In all the records, swap "chevron-down-icon" for "caret-down-icon" and give the lines back otherwise unchanged. Leave the pictures out of your answer.

Boxed element entries:

──────────────────────────────

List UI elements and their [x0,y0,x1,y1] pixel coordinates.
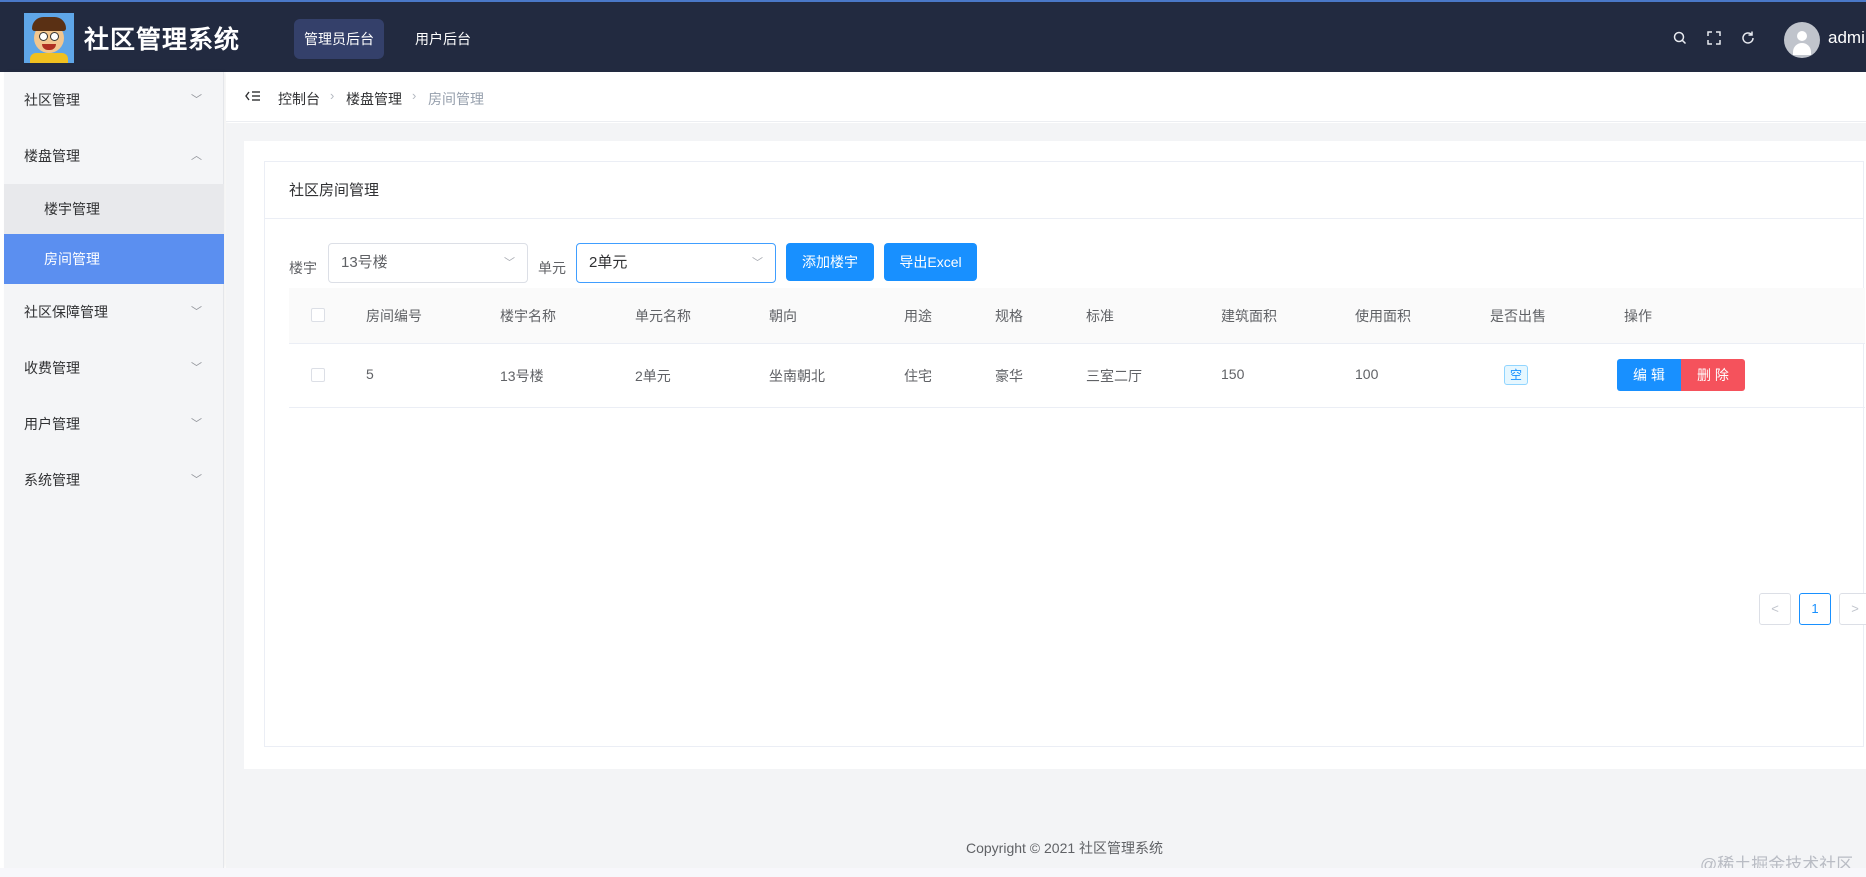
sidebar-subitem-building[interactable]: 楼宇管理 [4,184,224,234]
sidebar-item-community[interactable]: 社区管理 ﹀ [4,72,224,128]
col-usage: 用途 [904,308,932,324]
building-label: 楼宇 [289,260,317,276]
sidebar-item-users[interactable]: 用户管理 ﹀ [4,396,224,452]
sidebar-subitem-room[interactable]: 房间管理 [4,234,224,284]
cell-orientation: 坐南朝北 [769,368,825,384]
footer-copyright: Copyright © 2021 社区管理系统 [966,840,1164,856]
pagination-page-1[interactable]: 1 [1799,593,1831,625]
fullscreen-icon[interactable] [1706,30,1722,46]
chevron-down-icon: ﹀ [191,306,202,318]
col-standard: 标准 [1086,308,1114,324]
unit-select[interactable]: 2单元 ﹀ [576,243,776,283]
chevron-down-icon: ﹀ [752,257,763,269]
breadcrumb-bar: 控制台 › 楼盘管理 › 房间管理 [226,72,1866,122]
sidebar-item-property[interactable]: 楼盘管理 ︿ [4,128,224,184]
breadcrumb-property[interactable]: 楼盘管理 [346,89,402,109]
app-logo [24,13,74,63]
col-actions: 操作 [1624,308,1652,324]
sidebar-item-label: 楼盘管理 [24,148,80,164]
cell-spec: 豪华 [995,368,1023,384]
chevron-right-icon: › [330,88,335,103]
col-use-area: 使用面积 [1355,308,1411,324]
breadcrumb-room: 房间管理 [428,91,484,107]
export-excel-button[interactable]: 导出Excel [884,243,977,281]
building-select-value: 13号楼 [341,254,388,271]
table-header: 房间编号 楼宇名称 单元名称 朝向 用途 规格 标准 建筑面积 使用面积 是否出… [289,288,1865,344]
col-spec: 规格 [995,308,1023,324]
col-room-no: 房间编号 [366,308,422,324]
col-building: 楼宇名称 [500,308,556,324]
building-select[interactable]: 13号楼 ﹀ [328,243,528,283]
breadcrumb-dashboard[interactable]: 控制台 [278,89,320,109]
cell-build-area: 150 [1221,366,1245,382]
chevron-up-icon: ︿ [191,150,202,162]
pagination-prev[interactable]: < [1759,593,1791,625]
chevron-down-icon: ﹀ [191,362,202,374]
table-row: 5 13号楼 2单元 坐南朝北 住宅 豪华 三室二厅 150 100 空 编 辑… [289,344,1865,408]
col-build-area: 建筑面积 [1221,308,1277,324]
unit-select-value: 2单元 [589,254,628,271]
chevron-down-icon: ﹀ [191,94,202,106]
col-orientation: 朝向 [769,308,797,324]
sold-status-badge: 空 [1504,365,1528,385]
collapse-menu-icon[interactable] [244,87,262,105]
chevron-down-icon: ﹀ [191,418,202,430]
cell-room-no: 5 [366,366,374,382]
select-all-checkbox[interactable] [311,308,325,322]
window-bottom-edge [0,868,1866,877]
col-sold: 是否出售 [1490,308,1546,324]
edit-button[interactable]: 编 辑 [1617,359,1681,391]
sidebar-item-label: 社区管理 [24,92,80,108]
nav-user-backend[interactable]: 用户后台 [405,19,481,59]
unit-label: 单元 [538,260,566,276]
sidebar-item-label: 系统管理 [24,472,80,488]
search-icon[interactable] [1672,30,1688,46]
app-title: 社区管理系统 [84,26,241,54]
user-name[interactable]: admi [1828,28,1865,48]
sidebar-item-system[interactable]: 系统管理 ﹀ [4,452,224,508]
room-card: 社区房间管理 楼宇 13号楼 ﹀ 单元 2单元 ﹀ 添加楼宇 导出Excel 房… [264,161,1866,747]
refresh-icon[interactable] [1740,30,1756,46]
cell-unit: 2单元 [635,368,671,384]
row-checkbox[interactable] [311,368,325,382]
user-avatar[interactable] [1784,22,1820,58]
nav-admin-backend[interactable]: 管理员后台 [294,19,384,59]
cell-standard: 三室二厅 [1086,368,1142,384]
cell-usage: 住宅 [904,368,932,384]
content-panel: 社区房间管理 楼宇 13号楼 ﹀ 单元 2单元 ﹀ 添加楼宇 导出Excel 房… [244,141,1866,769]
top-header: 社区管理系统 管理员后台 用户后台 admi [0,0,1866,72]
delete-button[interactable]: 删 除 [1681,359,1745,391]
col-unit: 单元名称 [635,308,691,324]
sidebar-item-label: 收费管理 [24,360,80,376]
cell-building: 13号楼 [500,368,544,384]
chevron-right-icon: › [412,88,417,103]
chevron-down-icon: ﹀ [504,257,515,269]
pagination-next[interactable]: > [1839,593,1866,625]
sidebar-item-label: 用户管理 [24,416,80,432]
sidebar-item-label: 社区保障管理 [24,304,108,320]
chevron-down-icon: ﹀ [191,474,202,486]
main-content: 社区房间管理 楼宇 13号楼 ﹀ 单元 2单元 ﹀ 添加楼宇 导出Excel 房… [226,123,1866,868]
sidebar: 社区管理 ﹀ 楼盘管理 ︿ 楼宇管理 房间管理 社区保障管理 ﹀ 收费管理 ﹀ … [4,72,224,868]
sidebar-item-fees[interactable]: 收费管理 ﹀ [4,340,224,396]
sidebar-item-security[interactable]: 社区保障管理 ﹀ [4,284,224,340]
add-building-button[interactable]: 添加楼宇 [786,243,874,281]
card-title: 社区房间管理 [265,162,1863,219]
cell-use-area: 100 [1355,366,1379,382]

──────────────────────────────

• Reply:
List UI elements and their [x0,y0,x1,y1] pixel coordinates.
sidebar-subitem-building[interactable]: 楼宇管理 [4,184,224,234]
sidebar-item-community[interactable]: 社区管理 ﹀ [4,72,224,128]
col-usage: 用途 [904,308,932,324]
building-label: 楼宇 [289,260,317,276]
sidebar-item-users[interactable]: 用户管理 ﹀ [4,396,224,452]
sidebar-subitem-room[interactable]: 房间管理 [4,234,224,284]
cell-orientation: 坐南朝北 [769,368,825,384]
footer-copyright: Copyright © 2021 社区管理系统 [966,840,1164,856]
pagination-page-1[interactable]: 1 [1799,593,1831,625]
fullscreen-icon[interactable] [1706,30,1722,46]
caret-down-icon: ﹀ [191,306,202,318]
col-standard: 标准 [1086,308,1114,324]
unit-select[interactable]: 2单元 ﹀ [576,243,776,283]
caret-down-icon: ﹀ [752,257,763,269]
breadcrumb-bar: 控制台 › 楼盘管理 › 房间管理 [226,72,1866,122]
sidebar-item-property[interactable]: 楼盘管理 ︿ [4,128,224,184]
breadcrumb-property[interactable]: 楼盘管理 [346,89,402,109]
app-logo [24,13,74,63]
col-actions: 操作 [1624,308,1652,324]
sidebar-item-label: 楼盘管理 [24,148,80,164]
cell-spec: 豪华 [995,368,1023,384]
chevron-right-icon: › [330,88,335,103]
col-use-area: 使用面积 [1355,308,1411,324]
breadcrumb-room: 房间管理 [428,91,484,107]
export-excel-button[interactable]: 导出Excel [884,243,977,281]
building-select-value: 13号楼 [341,254,388,271]
table-header: 房间编号 楼宇名称 单元名称 朝向 用途 规格 标准 建筑面积 使用面积 是否出… [289,288,1865,344]
col-spec: 规格 [995,308,1023,324]
col-room-no: 房间编号 [366,308,422,324]
col-building: 楼宇名称 [500,308,556,324]
building-select[interactable]: 13号楼 ﹀ [328,243,528,283]
breadcrumb-dashboard[interactable]: 控制台 [278,89,320,109]
cell-build-area: 150 [1221,366,1245,382]
chevron-up-icon: ︿ [191,150,202,162]
pagination-prev[interactable]: < [1759,593,1791,625]
caret-down-icon: ﹀ [191,362,202,374]
table-row: 5 13号楼 2单元 坐南朝北 住宅 豪华 三室二厅 150 100 空 编 辑… [289,344,1865,408]
col-build-area: 建筑面积 [1221,308,1277,324]
unit-select-value: 2单元 [589,254,628,271]
caret-down-icon: ﹀ [191,94,202,106]
col-orientation: 朝向 [769,308,797,324]
sold-status-badge: 空 [1504,365,1528,385]
collapse-menu-icon[interactable] [244,87,262,105]
caret-down-icon: ﹀ [191,418,202,430]
cell-room-no: 5 [366,366,374,382]
select-all-checkbox[interactable] [311,308,325,322]
window-bottom-edge [0,868,1866,877]
col-sold: 是否出售 [1490,308,1546,324]
edit-button[interactable]: 编 辑 [1617,359,1681,391]
sidebar-item-label: 社区管理 [24,92,80,108]
nav-user-backend[interactable]: 用户后台 [405,19,481,59]
unit-label: 单元 [538,260,566,276]
sidebar-item-label: 系统管理 [24,472,80,488]
search-icon[interactable] [1672,30,1688,46]
app-title: 社区管理系统 [84,26,241,54]
user-name[interactable]: admi [1828,28,1865,48]
sidebar-item-system[interactable]: 系统管理 ﹀ [4,452,224,508]
room-card: 社区房间管理 楼宇 13号楼 ﹀ 单元 2单元 ﹀ 添加楼宇 导出Excel 房… [264,161,1866,747]
refresh-icon[interactable] [1740,30,1756,46]
cell-unit: 2单元 [635,368,671,384]
row-checkbox[interactable] [311,368,325,382]
user-avatar[interactable] [1784,22,1820,58]
nav-admin-backend[interactable]: 管理员后台 [294,19,384,59]
cell-standard: 三室二厅 [1086,368,1142,384]
cell-usage: 住宅 [904,368,932,384]
content-panel: 社区房间管理 楼宇 13号楼 ﹀ 单元 2单元 ﹀ 添加楼宇 导出Excel 房… [244,141,1866,769]
top-header: 社区管理系统 管理员后台 用户后台 admi [0,0,1866,72]
delete-button[interactable]: 删 除 [1681,359,1745,391]
col-unit: 单元名称 [635,308,691,324]
sidebar-item-label: 收费管理 [24,360,80,376]
cell-building: 13号楼 [500,368,544,384]
chevron-right-icon: › [412,88,417,103]
caret-down-icon: ﹀ [504,257,515,269]
pagination-next[interactable]: > [1839,593,1866,625]
sidebar-item-label: 用户管理 [24,416,80,432]
sidebar-item-label: 社区保障管理 [24,304,108,320]
caret-down-icon: ﹀ [191,474,202,486]
main-content: 社区房间管理 楼宇 13号楼 ﹀ 单元 2单元 ﹀ 添加楼宇 导出Excel 房… [226,123,1866,868]
sidebar: 社区管理 ﹀ 楼盘管理 ︿ 楼宇管理 房间管理 社区保障管理 ﹀ 收费管理 ﹀ … [4,72,224,868]
sidebar-item-fees[interactable]: 收费管理 ﹀ [4,340,224,396]
sidebar-item-security[interactable]: 社区保障管理 ﹀ [4,284,224,340]
add-building-button[interactable]: 添加楼宇 [786,243,874,281]
card-title: 社区房间管理 [265,162,1863,219]
cell-use-area: 100 [1355,366,1379,382]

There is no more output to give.